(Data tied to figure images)
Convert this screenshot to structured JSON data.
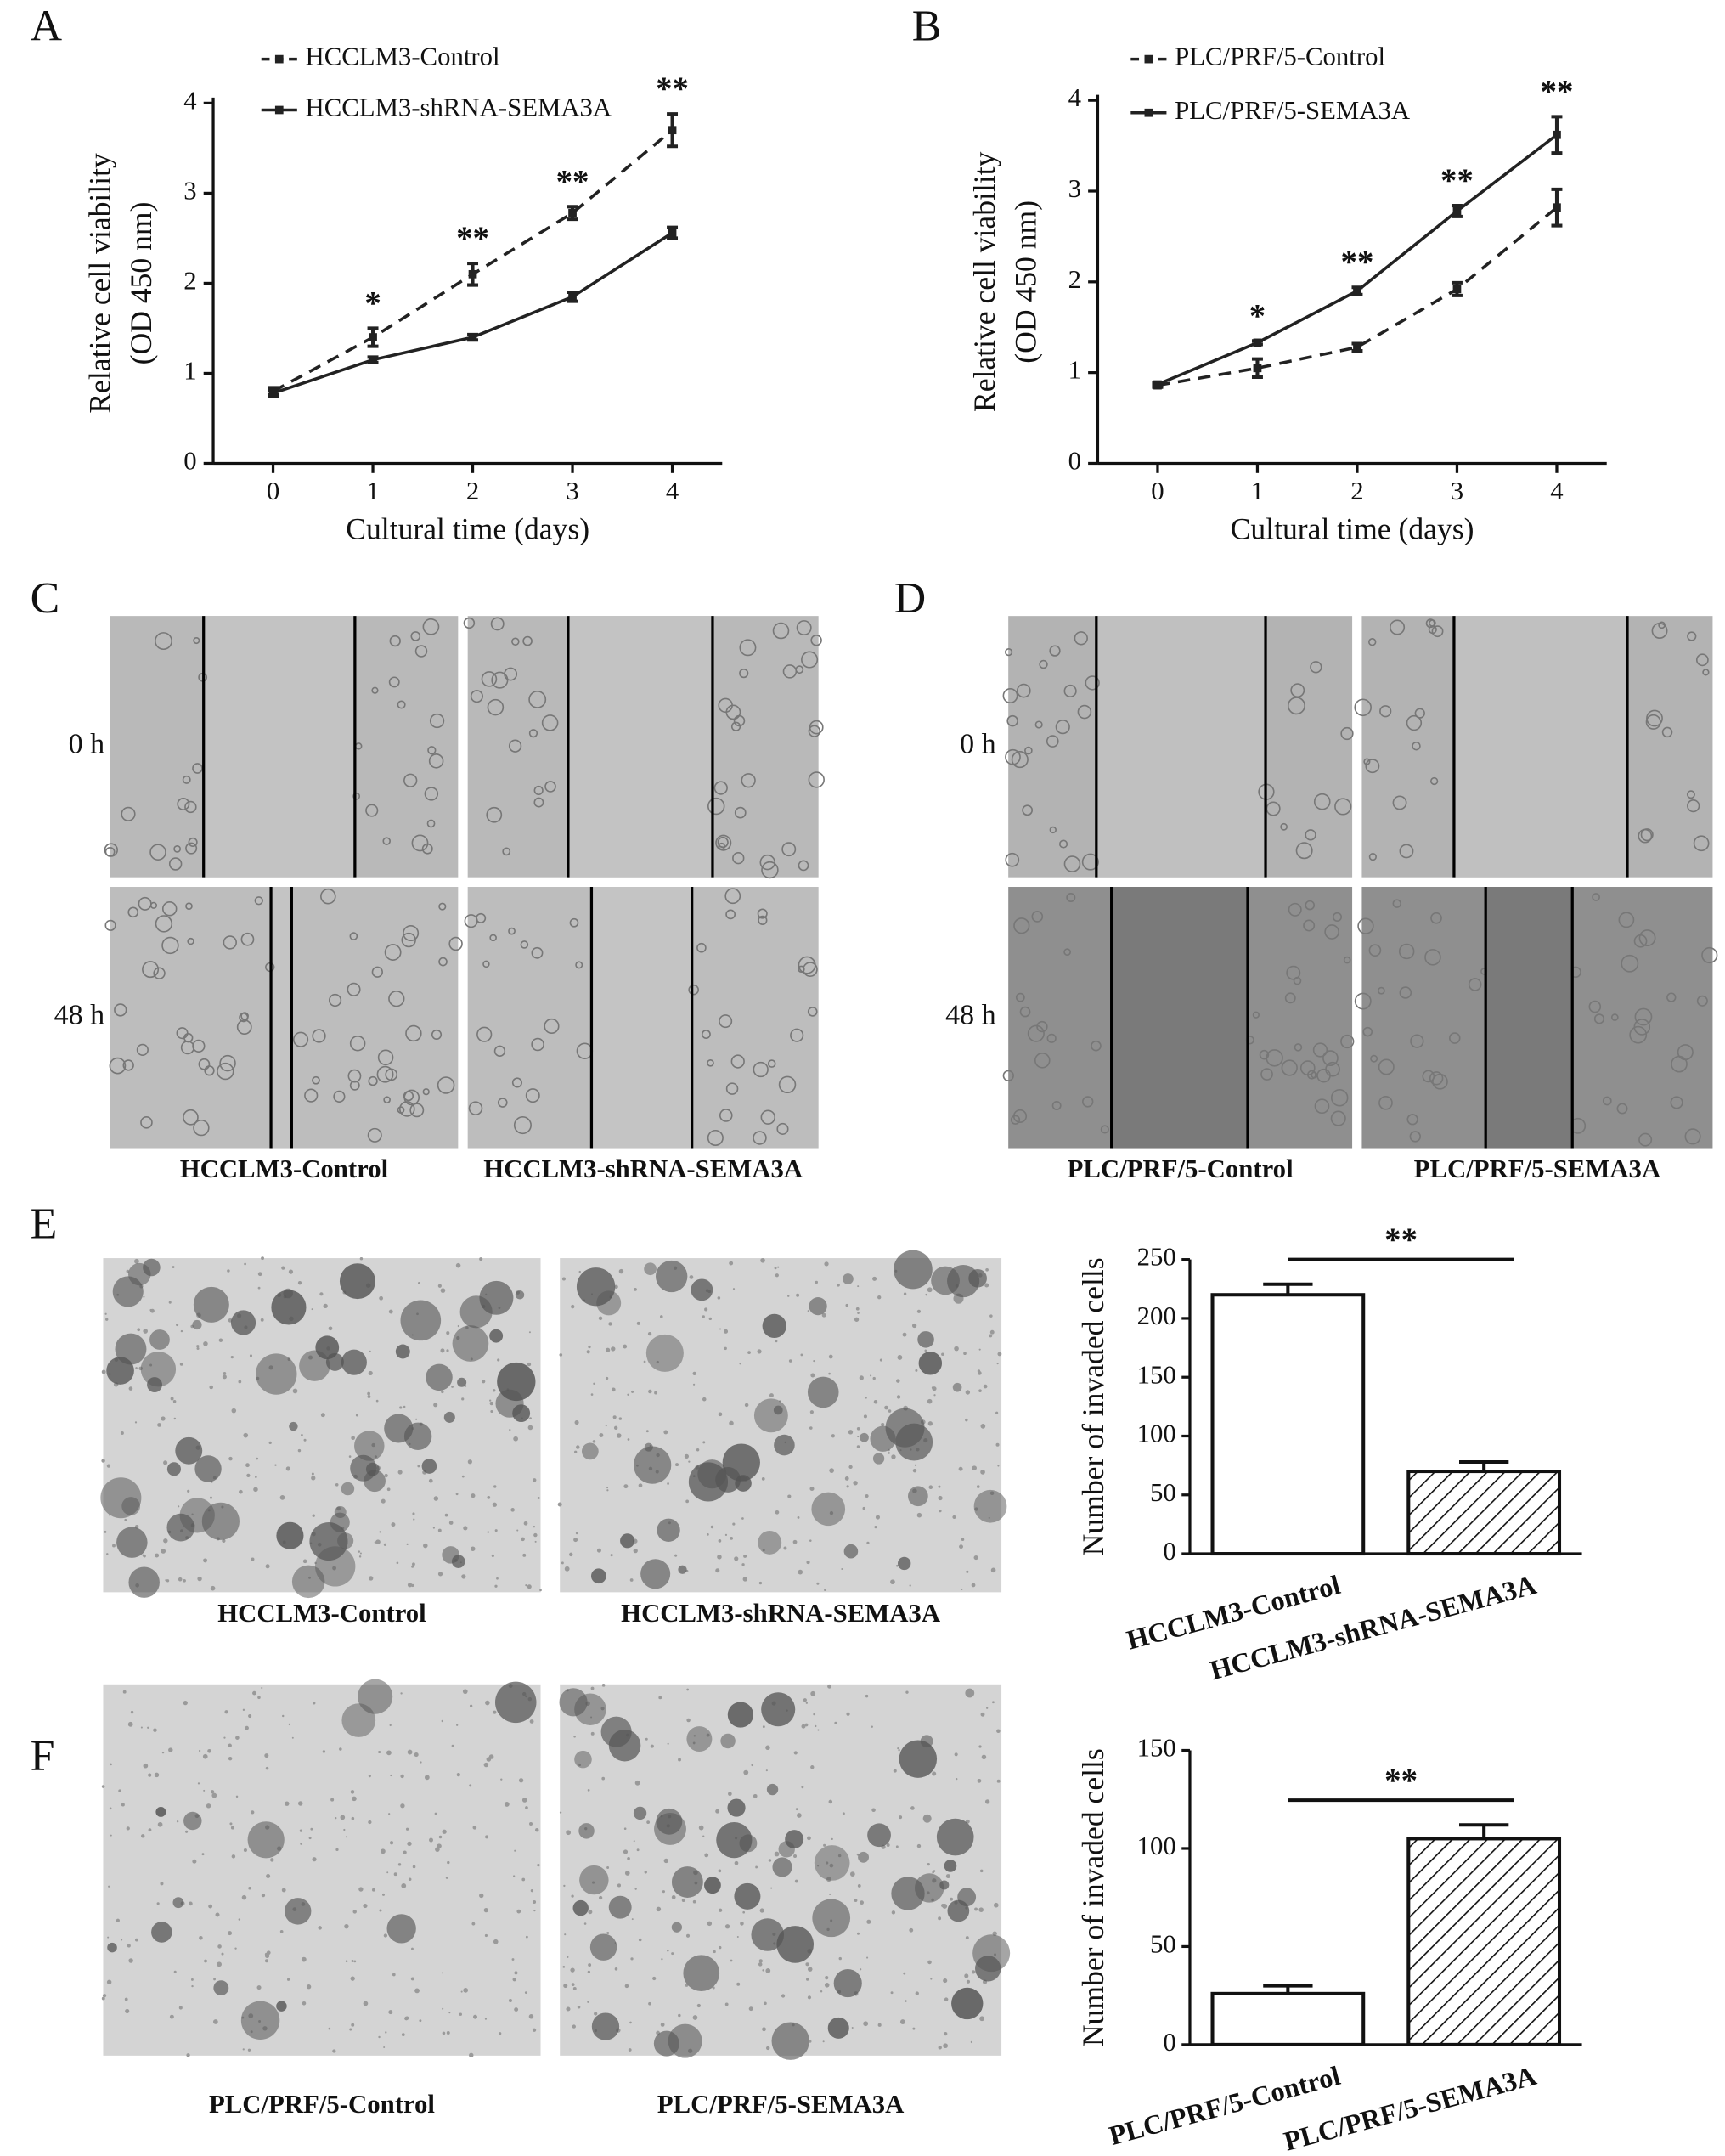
{
  "chart_data": [
    {
      "type": "line",
      "panel": "A",
      "xlabel": "Cultural time (days)",
      "ylabel": [
        "Relative cell viability",
        "(OD 450 nm)"
      ],
      "x": [
        0,
        1,
        2,
        3,
        4
      ],
      "xlim": [
        -0.6,
        4.5
      ],
      "xticks": [
        0,
        1,
        2,
        3,
        4
      ],
      "ylim": [
        0,
        4
      ],
      "yticks": [
        0,
        1,
        2,
        3,
        4
      ],
      "series": [
        {
          "name": "HCCLM3-Control",
          "color": "#222222",
          "dashed": true,
          "values": [
            0.8,
            1.4,
            2.1,
            2.78,
            3.7
          ],
          "errors": [
            0.04,
            0.1,
            0.12,
            0.07,
            0.18
          ]
        },
        {
          "name": "HCCLM3-shRNA-SEMA3A",
          "color": "#222222",
          "dashed": false,
          "values": [
            0.78,
            1.15,
            1.4,
            1.85,
            2.56
          ],
          "errors": [
            0.03,
            0.03,
            0.03,
            0.05,
            0.06
          ]
        }
      ],
      "annotations": [
        {
          "x": 1,
          "text": "*"
        },
        {
          "x": 2,
          "text": "**"
        },
        {
          "x": 3,
          "text": "**"
        },
        {
          "x": 4,
          "text": "**"
        }
      ]
    },
    {
      "type": "line",
      "panel": "B",
      "xlabel": "Cultural time (days)",
      "ylabel": [
        "Relative cell viability",
        "(OD 450 nm)"
      ],
      "x": [
        0,
        1,
        2,
        3,
        4
      ],
      "xlim": [
        -0.6,
        4.5
      ],
      "xticks": [
        0,
        1,
        2,
        3,
        4
      ],
      "ylim": [
        0,
        4
      ],
      "yticks": [
        0,
        1,
        2,
        3,
        4
      ],
      "series": [
        {
          "name": "PLC/PRF/5-Control",
          "color": "#222222",
          "dashed": true,
          "values": [
            0.86,
            1.05,
            1.28,
            1.92,
            2.82
          ],
          "errors": [
            0.02,
            0.1,
            0.04,
            0.07,
            0.2
          ]
        },
        {
          "name": "PLC/PRF/5-SEMA3A",
          "color": "#222222",
          "dashed": false,
          "values": [
            0.87,
            1.33,
            1.9,
            2.78,
            3.62
          ],
          "errors": [
            0.02,
            0.02,
            0.04,
            0.06,
            0.2
          ]
        }
      ],
      "annotations": [
        {
          "x": 1,
          "text": "*"
        },
        {
          "x": 2,
          "text": "**"
        },
        {
          "x": 3,
          "text": "**"
        },
        {
          "x": 4,
          "text": "**"
        }
      ]
    },
    {
      "type": "bar",
      "ylabel": "Number of invaded cells",
      "categories": [
        "HCCLM3-Control",
        "HCCLM3-shRNA-SEMA3A"
      ],
      "values": [
        220,
        70
      ],
      "errors": [
        9,
        8
      ],
      "hatch": [
        false,
        true
      ],
      "color": "#111111",
      "ylim": [
        0,
        250
      ],
      "yticks": [
        0,
        50,
        100,
        150,
        200,
        250
      ],
      "significance": "**"
    },
    {
      "type": "bar",
      "ylabel": "Number of invaded cells",
      "categories": [
        "PLC/PRF/5-Control",
        "PLC/PRF/5-SEMA3A"
      ],
      "values": [
        26,
        105
      ],
      "errors": [
        4,
        7
      ],
      "hatch": [
        false,
        true
      ],
      "color": "#111111",
      "ylim": [
        0,
        150
      ],
      "yticks": [
        0,
        50,
        100,
        150
      ],
      "significance": "**"
    }
  ],
  "wound_healing": [
    {
      "panel": "C",
      "rows": [
        "0 h",
        "48 h"
      ],
      "columns": [
        "HCCLM3-Control",
        "HCCLM3-shRNA-SEMA3A"
      ]
    },
    {
      "panel": "D",
      "rows": [
        "0 h",
        "48 h"
      ],
      "columns": [
        "PLC/PRF/5-Control",
        "PLC/PRF/5-SEMA3A"
      ]
    }
  ],
  "invasion_images": [
    {
      "panel": "E",
      "columns": [
        "HCCLM3-Control",
        "HCCLM3-shRNA-SEMA3A"
      ]
    },
    {
      "panel": "F",
      "columns": [
        "PLC/PRF/5-Control",
        "PLC/PRF/5-SEMA3A"
      ]
    }
  ]
}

REQUIRED WORK :: The pictures in the entries above should be left out; all else must be copied exactly.

TASK RESULT ::
Convert this screenshot to structured JSON data.
{
  "chart_data": [
    {
      "type": "line",
      "panel": "A",
      "xlabel": "Cultural time (days)",
      "ylabel": [
        "Relative cell viability",
        "(OD 450 nm)"
      ],
      "x": [
        0,
        1,
        2,
        3,
        4
      ],
      "xlim": [
        -0.6,
        4.5
      ],
      "xticks": [
        0,
        1,
        2,
        3,
        4
      ],
      "ylim": [
        0,
        4
      ],
      "yticks": [
        0,
        1,
        2,
        3,
        4
      ],
      "series": [
        {
          "name": "HCCLM3-Control",
          "color": "#222222",
          "dashed": true,
          "values": [
            0.8,
            1.4,
            2.1,
            2.78,
            3.7
          ],
          "errors": [
            0.04,
            0.1,
            0.12,
            0.07,
            0.18
          ]
        },
        {
          "name": "HCCLM3-shRNA-SEMA3A",
          "color": "#222222",
          "dashed": false,
          "values": [
            0.78,
            1.15,
            1.4,
            1.85,
            2.56
          ],
          "errors": [
            0.03,
            0.03,
            0.03,
            0.05,
            0.06
          ]
        }
      ],
      "annotations": [
        {
          "x": 1,
          "text": "*"
        },
        {
          "x": 2,
          "text": "**"
        },
        {
          "x": 3,
          "text": "**"
        },
        {
          "x": 4,
          "text": "**"
        }
      ]
    },
    {
      "type": "line",
      "panel": "B",
      "xlabel": "Cultural time (days)",
      "ylabel": [
        "Relative cell viability",
        "(OD 450 nm)"
      ],
      "x": [
        0,
        1,
        2,
        3,
        4
      ],
      "xlim": [
        -0.6,
        4.5
      ],
      "xticks": [
        0,
        1,
        2,
        3,
        4
      ],
      "ylim": [
        0,
        4
      ],
      "yticks": [
        0,
        1,
        2,
        3,
        4
      ],
      "series": [
        {
          "name": "PLC/PRF/5-Control",
          "color": "#222222",
          "dashed": true,
          "values": [
            0.86,
            1.05,
            1.28,
            1.92,
            2.82
          ],
          "errors": [
            0.02,
            0.1,
            0.04,
            0.07,
            0.2
          ]
        },
        {
          "name": "PLC/PRF/5-SEMA3A",
          "color": "#222222",
          "dashed": false,
          "values": [
            0.87,
            1.33,
            1.9,
            2.78,
            3.62
          ],
          "errors": [
            0.02,
            0.02,
            0.04,
            0.06,
            0.2
          ]
        }
      ],
      "annotations": [
        {
          "x": 1,
          "text": "*"
        },
        {
          "x": 2,
          "text": "**"
        },
        {
          "x": 3,
          "text": "**"
        },
        {
          "x": 4,
          "text": "**"
        }
      ]
    },
    {
      "type": "bar",
      "ylabel": "Number of invaded cells",
      "categories": [
        "HCCLM3-Control",
        "HCCLM3-shRNA-SEMA3A"
      ],
      "values": [
        220,
        70
      ],
      "errors": [
        9,
        8
      ],
      "hatch": [
        false,
        true
      ],
      "color": "#111111",
      "ylim": [
        0,
        250
      ],
      "yticks": [
        0,
        50,
        100,
        150,
        200,
        250
      ],
      "significance": "**"
    },
    {
      "type": "bar",
      "ylabel": "Number of invaded cells",
      "categories": [
        "PLC/PRF/5-Control",
        "PLC/PRF/5-SEMA3A"
      ],
      "values": [
        26,
        105
      ],
      "errors": [
        4,
        7
      ],
      "hatch": [
        false,
        true
      ],
      "color": "#111111",
      "ylim": [
        0,
        150
      ],
      "yticks": [
        0,
        50,
        100,
        150
      ],
      "significance": "**"
    }
  ],
  "wound_healing": [
    {
      "panel": "C",
      "rows": [
        "0 h",
        "48 h"
      ],
      "columns": [
        "HCCLM3-Control",
        "HCCLM3-shRNA-SEMA3A"
      ]
    },
    {
      "panel": "D",
      "rows": [
        "0 h",
        "48 h"
      ],
      "columns": [
        "PLC/PRF/5-Control",
        "PLC/PRF/5-SEMA3A"
      ]
    }
  ],
  "invasion_images": [
    {
      "panel": "E",
      "columns": [
        "HCCLM3-Control",
        "HCCLM3-shRNA-SEMA3A"
      ]
    },
    {
      "panel": "F",
      "columns": [
        "PLC/PRF/5-Control",
        "PLC/PRF/5-SEMA3A"
      ]
    }
  ]
}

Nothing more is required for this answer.